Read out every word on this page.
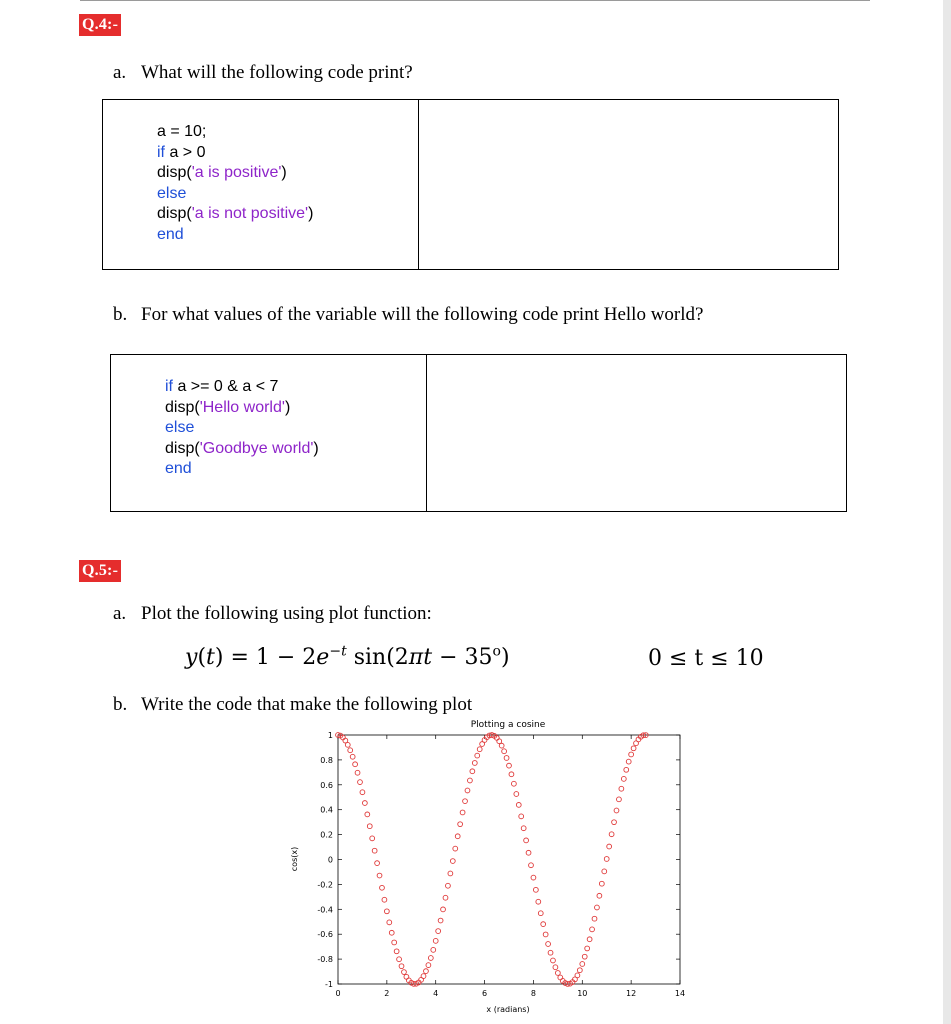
Q.4:-
a. What will the following code print?
a = 10;
if a > 0
disp('a is positive')
else
disp('a is not positive')
end
b. For what values of the variable will the following code print Hello world?
if a >= 0 & a < 7
disp('Hello world')
else
disp('Goodbye world')
end
Q.5:-
a. Plot the following using plot function:
$y(t) = 1 - 2e^{-t}$ $\sin(2\pi t - 35^o)$	0 ≤ t ≤ 10
b. Write the code that make the following plot
Plotting a cosine
0	2	4	6	8	10	12	14
1
0.8
0.6
0.4
0.2
0
-0.2
-0.4
-0.6
-0.8
-1
x (radians)
cos(x)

** TASK OBJECTIVE **
Return each line from the material above exactly, but not the pictures.

** EXERCISE SOLUTION **
Read out every word on this page.
Q.4:-
a. What will the following code print?
a = 10;
if a > 0
disp('a is positive')
else
disp('a is not positive')
end
b. For what values of the variable will the following code print Hello world?
if a >= 0 & a < 7
disp('Hello world')
else
disp('Goodbye world')
end
Q.5:-
a. Plot the following using plot function:
$y(t) = 1 - 2e^{-t}$ $\sin(2\pi t - 35^o)$	0 ≤ t ≤ 10
b. Write the code that make the following plot
Plotting a cosine
0	2	4	6	8	10	12	14
1
0.8
0.6
0.4
0.2
0
-0.2
-0.4
-0.6
-0.8
-1
x (radians)
cos(x)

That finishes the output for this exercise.